However, the court in Blau v. Del Monte Corp., 748 F.2d 1348 (9th Cir. 1985), abrogation on other grounds recognized by Dytrt v. Mountain State Tel. Tel. Co., 921 F.2d 889, 894 n. 4 (9th Cir. 1990), recognized that an exception to the general rule exists when the procedural violations result in "substantive harm." Blau, 748 F.2d at 1354. In contrast to the facts in Henne, the Del Monte Plan Administrator made no attempt to comply with ERISA's procedural requirements; violated virtually every applicable ERISA requirement; and otherwise engaged in a scheme to flout ERISA's reporting and disclosure mandates. Under those facts, the violations of the disclosure and reporting requirements amounted to arbitrary and capricious conduct that altered the substantive relationship of the employees vis-a-vis the plan, and weighed heavily against Del Monte.

Accepting the allegations in the Amended Complaint as true, Jensen has not alleged facts showing a pattern of active concealment, intentional misstatements, or substantive harm resulting from continuing procedural violations such that the exception in Blau would apply. Other than the one mistake in providing Jensen the incorrect policy, Jensen has not alleged that FedEx engaged in any conduct that would rise to the level considered egregious in Blau. When Jensen had questions upon his eligibility for disability benefits, a plan description, albeit the wrong one that included the Sun Policy, was provided to him. Unlike in Blau, Jensen received the benefits under the Standard Policy to which he was entitled upon becoming eligible for disability benefits from February 16, 2005, to the present. At the time of his disability, there is no dispute he would have received the same benefits under the Sun Policy as under the Standard Policy then in effect. When Jensen asked for another copy of the plan description after his divorce, one with the Standard Policy was provided to him. In other words, the mistake here cannot be said to rise to the level in Blau such that it affected the substantive relationship between employer and employee that the disclosure rules are designed to balance.

— GIVEN INFORMATION —
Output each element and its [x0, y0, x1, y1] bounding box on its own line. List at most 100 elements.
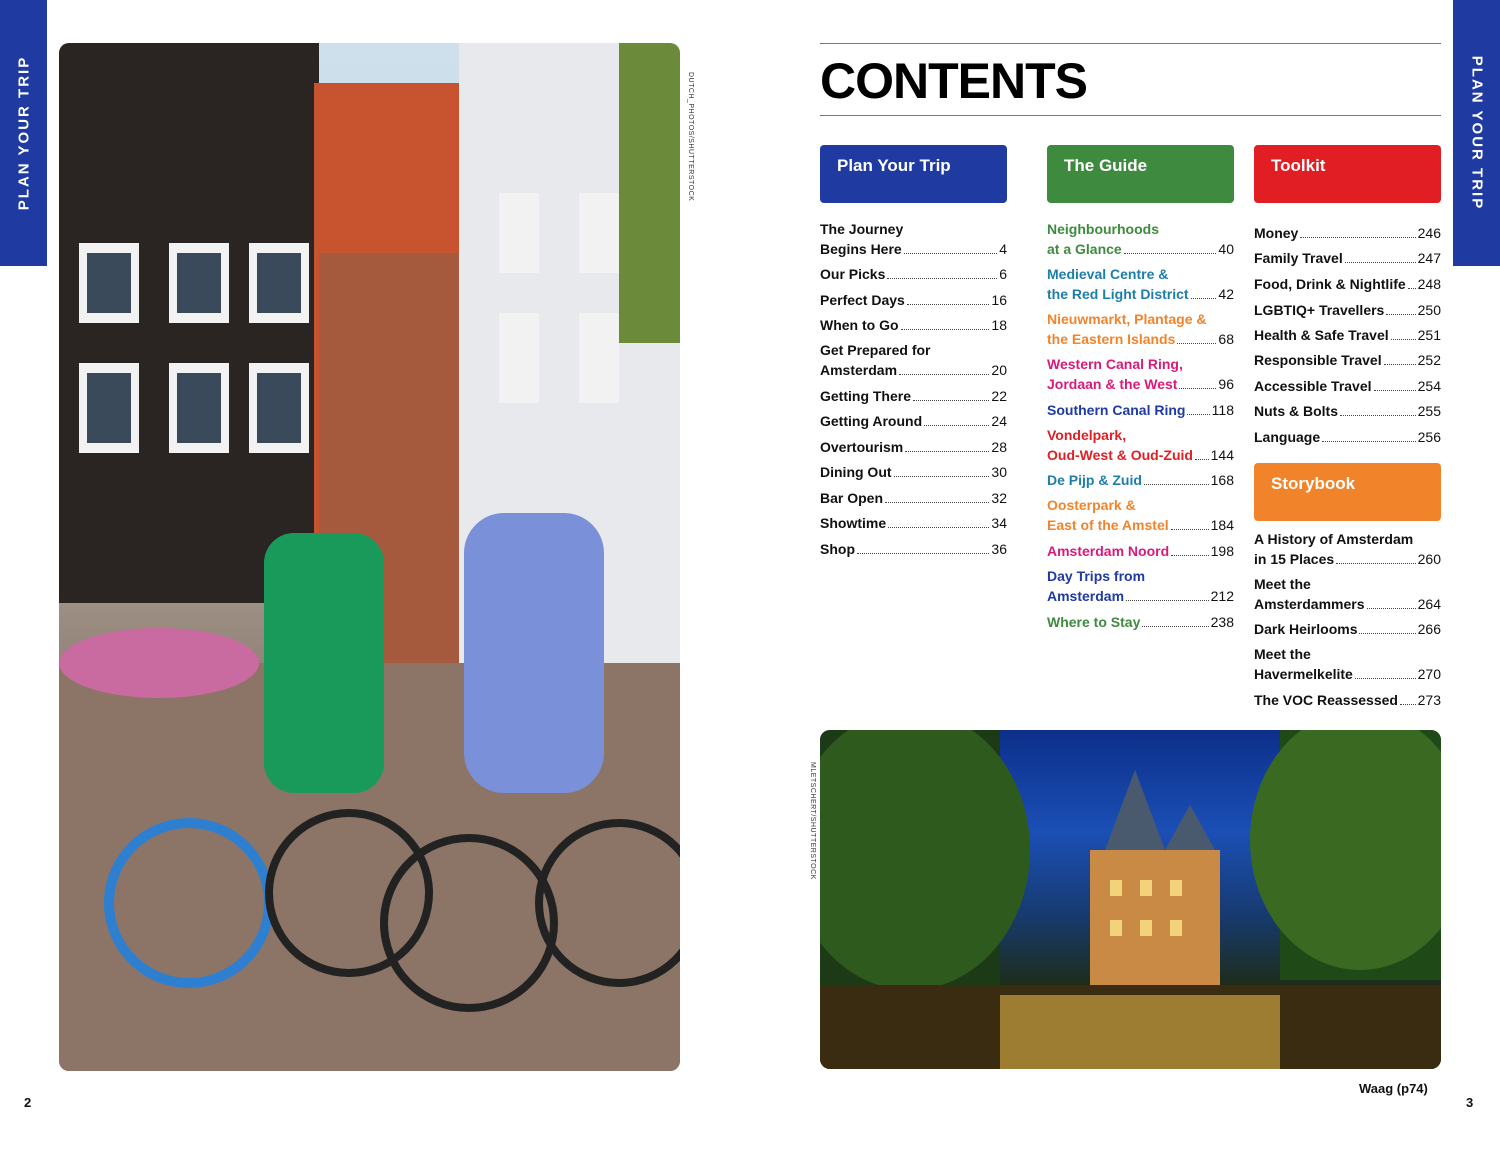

— EXERCISE INSTRUCTIONS —
(a) In the court opinion excerpt on Jensen's ERISA claim against FedEx, from what date has Jensen received benefits under the Standard Policy?
(b) Continue the court opinion excerpt on Jensen's ERISA claim against FedEx, starting after its last sentence.

— TASK RESPONSES —
(a) February 16, 2005

(b)
Therefore, Jensen's first claim for relief against FedEx will be dismissed. Considering the facts as alleged in the Amended Complaint as true, the procedural violations do not rise as a matter of law to the level of arbitrary and capricious conduct sufficient to support an award of benefits. To the extent that this claim is also asserted against Standard, for the same reasons, the claim for relief against Standard will be dismissed.

2. Claim for Damages Against FedEx for Breach of Fiduciary Duty Under 29 U.S.C. § 1104(a)(1)(B) and 29 U.S.C. § 1109.

Jensen next claims that FedEx's breach of fiduciary duties in failing to provide him with a copy of the correct plan description upon his disability resulted in "losses for which [FedEx] is liable pursuant to 29 U.S.C. § 1109." (Am. Compl. ¶ 40, Docket No. 2.) The losses he seeks are benefits payable under the Plan in the form of damages payable to him for his detrimental reliance upon the wrong Plan document. The damage Jensen identifies is the loss to him of $942.00 per month from the time he relinquished custody of his daughter and her social security disability benefit in this amount became payable to his ex-wife.

29 U.S.C. § 1104(a)(1)(B) sets forth the standard of care for fiduciaries of a plan:

(a) Prudent man standard of care
(1) Subject to sections 1103(c) and (d), 1342, and 1344 of this title, a fiduciary shall discharge his duties with respect to a plan solely in the interest of the participants and beneficiaries and —
(B) with the care, skill, prudence, and diligence under the circumstances then prevailing that a prudent man acting in a like capacity and familiar with such matters would use in the conduct of an enterprise of a like character and with like aims.
29 U.S.C. § 1109(a) states that a fiduciary is subject to liability for a breach of fiduciary duty as follows:

(a) Any person who is a fiduciary with respect to a plan who breaches any of the responsibilities, obligations, or duties imposed upon fiduciaries by this subchapter shall be personally liable to make good to such plan any losses to the plan resulting from each such breach, and to restore to such plan any profits of such fiduciary which have been made through use of assets of the plan by the fiduciary, and shall be subject to such other equitable or remedial relief as the court may deem appropriate, including removal of such fiduciary. A fiduciary may also be removed for a violation of section 1111 of this title.
29 U.S.C. § 1109(a) (emphasis added).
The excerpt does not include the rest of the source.